Problem => Retype each line exactly. Skip images.

____

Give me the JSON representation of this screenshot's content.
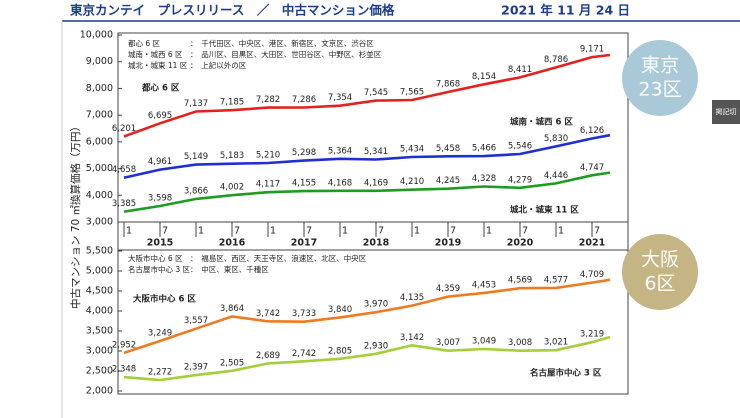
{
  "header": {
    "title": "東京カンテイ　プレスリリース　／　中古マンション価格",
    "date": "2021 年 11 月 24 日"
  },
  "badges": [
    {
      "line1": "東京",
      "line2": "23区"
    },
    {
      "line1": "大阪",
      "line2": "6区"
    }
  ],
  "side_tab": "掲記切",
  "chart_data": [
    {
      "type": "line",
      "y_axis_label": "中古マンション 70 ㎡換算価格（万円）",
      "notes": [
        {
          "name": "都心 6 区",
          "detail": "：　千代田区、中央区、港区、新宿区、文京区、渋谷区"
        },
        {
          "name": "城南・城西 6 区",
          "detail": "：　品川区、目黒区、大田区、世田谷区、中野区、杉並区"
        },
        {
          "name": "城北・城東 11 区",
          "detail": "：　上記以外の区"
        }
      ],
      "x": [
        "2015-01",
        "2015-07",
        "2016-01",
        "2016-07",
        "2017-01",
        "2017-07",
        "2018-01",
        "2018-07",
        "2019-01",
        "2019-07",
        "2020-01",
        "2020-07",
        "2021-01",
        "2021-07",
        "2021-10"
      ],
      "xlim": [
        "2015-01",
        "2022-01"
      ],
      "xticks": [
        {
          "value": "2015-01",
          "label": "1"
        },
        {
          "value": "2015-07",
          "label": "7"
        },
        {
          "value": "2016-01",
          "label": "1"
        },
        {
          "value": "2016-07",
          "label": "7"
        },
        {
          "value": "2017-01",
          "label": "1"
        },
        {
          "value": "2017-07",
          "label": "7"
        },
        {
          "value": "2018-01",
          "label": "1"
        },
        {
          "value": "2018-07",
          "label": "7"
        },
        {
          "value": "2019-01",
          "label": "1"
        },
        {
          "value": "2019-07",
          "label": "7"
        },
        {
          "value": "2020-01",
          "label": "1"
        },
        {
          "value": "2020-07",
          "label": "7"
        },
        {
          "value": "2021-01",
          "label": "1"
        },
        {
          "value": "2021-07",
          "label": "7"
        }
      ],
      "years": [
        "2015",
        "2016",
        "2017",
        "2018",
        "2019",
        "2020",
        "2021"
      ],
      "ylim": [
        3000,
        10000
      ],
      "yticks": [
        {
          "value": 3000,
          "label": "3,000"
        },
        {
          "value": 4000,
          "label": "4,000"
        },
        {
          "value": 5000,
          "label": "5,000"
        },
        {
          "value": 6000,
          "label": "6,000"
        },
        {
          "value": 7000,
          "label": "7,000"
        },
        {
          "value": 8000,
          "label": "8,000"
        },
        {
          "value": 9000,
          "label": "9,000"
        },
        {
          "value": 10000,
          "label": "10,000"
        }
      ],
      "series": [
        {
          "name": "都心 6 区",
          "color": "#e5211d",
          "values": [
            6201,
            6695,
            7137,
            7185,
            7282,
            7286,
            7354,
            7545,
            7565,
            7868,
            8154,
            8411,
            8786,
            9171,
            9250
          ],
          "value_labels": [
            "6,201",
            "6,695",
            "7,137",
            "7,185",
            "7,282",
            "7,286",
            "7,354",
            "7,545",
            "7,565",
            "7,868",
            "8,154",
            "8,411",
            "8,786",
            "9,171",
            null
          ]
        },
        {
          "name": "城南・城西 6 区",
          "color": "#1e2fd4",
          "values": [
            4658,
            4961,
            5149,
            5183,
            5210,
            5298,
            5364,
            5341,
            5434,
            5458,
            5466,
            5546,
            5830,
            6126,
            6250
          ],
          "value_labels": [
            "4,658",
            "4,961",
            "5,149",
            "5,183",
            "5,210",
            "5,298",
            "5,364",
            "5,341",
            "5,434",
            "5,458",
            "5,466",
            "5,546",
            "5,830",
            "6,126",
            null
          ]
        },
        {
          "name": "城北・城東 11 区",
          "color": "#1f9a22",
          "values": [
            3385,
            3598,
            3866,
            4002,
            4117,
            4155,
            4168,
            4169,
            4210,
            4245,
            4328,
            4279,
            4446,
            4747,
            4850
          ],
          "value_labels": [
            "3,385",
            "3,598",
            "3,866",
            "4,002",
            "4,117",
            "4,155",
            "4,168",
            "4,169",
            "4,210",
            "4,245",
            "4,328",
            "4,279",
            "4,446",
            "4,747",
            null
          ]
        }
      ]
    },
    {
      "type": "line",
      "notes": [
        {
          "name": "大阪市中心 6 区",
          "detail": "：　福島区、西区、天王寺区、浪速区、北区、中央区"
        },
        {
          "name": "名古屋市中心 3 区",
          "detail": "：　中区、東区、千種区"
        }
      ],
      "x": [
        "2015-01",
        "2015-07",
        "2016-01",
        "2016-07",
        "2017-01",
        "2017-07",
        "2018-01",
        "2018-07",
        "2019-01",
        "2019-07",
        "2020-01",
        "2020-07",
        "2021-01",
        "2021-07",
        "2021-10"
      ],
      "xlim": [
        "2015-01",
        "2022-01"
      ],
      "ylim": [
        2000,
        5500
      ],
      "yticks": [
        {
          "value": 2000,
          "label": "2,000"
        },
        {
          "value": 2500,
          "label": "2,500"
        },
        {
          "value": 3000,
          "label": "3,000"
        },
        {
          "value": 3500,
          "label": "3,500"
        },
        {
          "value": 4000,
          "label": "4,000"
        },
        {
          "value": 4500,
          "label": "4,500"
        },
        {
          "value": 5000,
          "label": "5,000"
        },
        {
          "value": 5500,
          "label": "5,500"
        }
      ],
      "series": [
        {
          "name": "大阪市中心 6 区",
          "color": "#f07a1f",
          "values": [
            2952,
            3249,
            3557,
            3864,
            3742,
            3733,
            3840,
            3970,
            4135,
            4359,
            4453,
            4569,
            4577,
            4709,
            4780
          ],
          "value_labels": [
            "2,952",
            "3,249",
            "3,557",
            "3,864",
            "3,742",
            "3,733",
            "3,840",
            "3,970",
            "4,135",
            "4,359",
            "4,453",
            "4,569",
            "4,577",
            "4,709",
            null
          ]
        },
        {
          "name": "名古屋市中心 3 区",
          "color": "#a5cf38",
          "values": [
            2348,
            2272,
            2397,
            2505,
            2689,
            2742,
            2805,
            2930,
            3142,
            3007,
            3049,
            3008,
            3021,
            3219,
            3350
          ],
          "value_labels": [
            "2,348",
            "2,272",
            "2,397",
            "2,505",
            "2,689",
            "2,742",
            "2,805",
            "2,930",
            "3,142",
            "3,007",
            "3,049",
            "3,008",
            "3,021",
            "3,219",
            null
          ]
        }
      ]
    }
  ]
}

____

Full output =>
Give me the JSON representation of this screenshot's content.
{
  "header": {
    "title": "東京カンテイ　プレスリリース　／　中古マンション価格",
    "date": "2021 年 11 月 24 日"
  },
  "badges": [
    {
      "line1": "東京",
      "line2": "23区"
    },
    {
      "line1": "大阪",
      "line2": "6区"
    }
  ],
  "side_tab": "掲記切",
  "chart_data": [
    {
      "type": "line",
      "y_axis_label": "中古マンション 70 ㎡換算価格（万円）",
      "notes": [
        {
          "name": "都心 6 区",
          "detail": "：　千代田区、中央区、港区、新宿区、文京区、渋谷区"
        },
        {
          "name": "城南・城西 6 区",
          "detail": "：　品川区、目黒区、大田区、世田谷区、中野区、杉並区"
        },
        {
          "name": "城北・城東 11 区",
          "detail": "：　上記以外の区"
        }
      ],
      "x": [
        "2015-01",
        "2015-07",
        "2016-01",
        "2016-07",
        "2017-01",
        "2017-07",
        "2018-01",
        "2018-07",
        "2019-01",
        "2019-07",
        "2020-01",
        "2020-07",
        "2021-01",
        "2021-07",
        "2021-10"
      ],
      "xlim": [
        "2015-01",
        "2022-01"
      ],
      "xticks": [
        {
          "value": "2015-01",
          "label": "1"
        },
        {
          "value": "2015-07",
          "label": "7"
        },
        {
          "value": "2016-01",
          "label": "1"
        },
        {
          "value": "2016-07",
          "label": "7"
        },
        {
          "value": "2017-01",
          "label": "1"
        },
        {
          "value": "2017-07",
          "label": "7"
        },
        {
          "value": "2018-01",
          "label": "1"
        },
        {
          "value": "2018-07",
          "label": "7"
        },
        {
          "value": "2019-01",
          "label": "1"
        },
        {
          "value": "2019-07",
          "label": "7"
        },
        {
          "value": "2020-01",
          "label": "1"
        },
        {
          "value": "2020-07",
          "label": "7"
        },
        {
          "value": "2021-01",
          "label": "1"
        },
        {
          "value": "2021-07",
          "label": "7"
        }
      ],
      "years": [
        "2015",
        "2016",
        "2017",
        "2018",
        "2019",
        "2020",
        "2021"
      ],
      "ylim": [
        3000,
        10000
      ],
      "yticks": [
        {
          "value": 3000,
          "label": "3,000"
        },
        {
          "value": 4000,
          "label": "4,000"
        },
        {
          "value": 5000,
          "label": "5,000"
        },
        {
          "value": 6000,
          "label": "6,000"
        },
        {
          "value": 7000,
          "label": "7,000"
        },
        {
          "value": 8000,
          "label": "8,000"
        },
        {
          "value": 9000,
          "label": "9,000"
        },
        {
          "value": 10000,
          "label": "10,000"
        }
      ],
      "series": [
        {
          "name": "都心 6 区",
          "color": "#e5211d",
          "values": [
            6201,
            6695,
            7137,
            7185,
            7282,
            7286,
            7354,
            7545,
            7565,
            7868,
            8154,
            8411,
            8786,
            9171,
            9250
          ],
          "value_labels": [
            "6,201",
            "6,695",
            "7,137",
            "7,185",
            "7,282",
            "7,286",
            "7,354",
            "7,545",
            "7,565",
            "7,868",
            "8,154",
            "8,411",
            "8,786",
            "9,171",
            null
          ]
        },
        {
          "name": "城南・城西 6 区",
          "color": "#1e2fd4",
          "values": [
            4658,
            4961,
            5149,
            5183,
            5210,
            5298,
            5364,
            5341,
            5434,
            5458,
            5466,
            5546,
            5830,
            6126,
            6250
          ],
          "value_labels": [
            "4,658",
            "4,961",
            "5,149",
            "5,183",
            "5,210",
            "5,298",
            "5,364",
            "5,341",
            "5,434",
            "5,458",
            "5,466",
            "5,546",
            "5,830",
            "6,126",
            null
          ]
        },
        {
          "name": "城北・城東 11 区",
          "color": "#1f9a22",
          "values": [
            3385,
            3598,
            3866,
            4002,
            4117,
            4155,
            4168,
            4169,
            4210,
            4245,
            4328,
            4279,
            4446,
            4747,
            4850
          ],
          "value_labels": [
            "3,385",
            "3,598",
            "3,866",
            "4,002",
            "4,117",
            "4,155",
            "4,168",
            "4,169",
            "4,210",
            "4,245",
            "4,328",
            "4,279",
            "4,446",
            "4,747",
            null
          ]
        }
      ]
    },
    {
      "type": "line",
      "notes": [
        {
          "name": "大阪市中心 6 区",
          "detail": "：　福島区、西区、天王寺区、浪速区、北区、中央区"
        },
        {
          "name": "名古屋市中心 3 区",
          "detail": "：　中区、東区、千種区"
        }
      ],
      "x": [
        "2015-01",
        "2015-07",
        "2016-01",
        "2016-07",
        "2017-01",
        "2017-07",
        "2018-01",
        "2018-07",
        "2019-01",
        "2019-07",
        "2020-01",
        "2020-07",
        "2021-01",
        "2021-07",
        "2021-10"
      ],
      "xlim": [
        "2015-01",
        "2022-01"
      ],
      "ylim": [
        2000,
        5500
      ],
      "yticks": [
        {
          "value": 2000,
          "label": "2,000"
        },
        {
          "value": 2500,
          "label": "2,500"
        },
        {
          "value": 3000,
          "label": "3,000"
        },
        {
          "value": 3500,
          "label": "3,500"
        },
        {
          "value": 4000,
          "label": "4,000"
        },
        {
          "value": 4500,
          "label": "4,500"
        },
        {
          "value": 5000,
          "label": "5,000"
        },
        {
          "value": 5500,
          "label": "5,500"
        }
      ],
      "series": [
        {
          "name": "大阪市中心 6 区",
          "color": "#f07a1f",
          "values": [
            2952,
            3249,
            3557,
            3864,
            3742,
            3733,
            3840,
            3970,
            4135,
            4359,
            4453,
            4569,
            4577,
            4709,
            4780
          ],
          "value_labels": [
            "2,952",
            "3,249",
            "3,557",
            "3,864",
            "3,742",
            "3,733",
            "3,840",
            "3,970",
            "4,135",
            "4,359",
            "4,453",
            "4,569",
            "4,577",
            "4,709",
            null
          ]
        },
        {
          "name": "名古屋市中心 3 区",
          "color": "#a5cf38",
          "values": [
            2348,
            2272,
            2397,
            2505,
            2689,
            2742,
            2805,
            2930,
            3142,
            3007,
            3049,
            3008,
            3021,
            3219,
            3350
          ],
          "value_labels": [
            "2,348",
            "2,272",
            "2,397",
            "2,505",
            "2,689",
            "2,742",
            "2,805",
            "2,930",
            "3,142",
            "3,007",
            "3,049",
            "3,008",
            "3,021",
            "3,219",
            null
          ]
        }
      ]
    }
  ]
}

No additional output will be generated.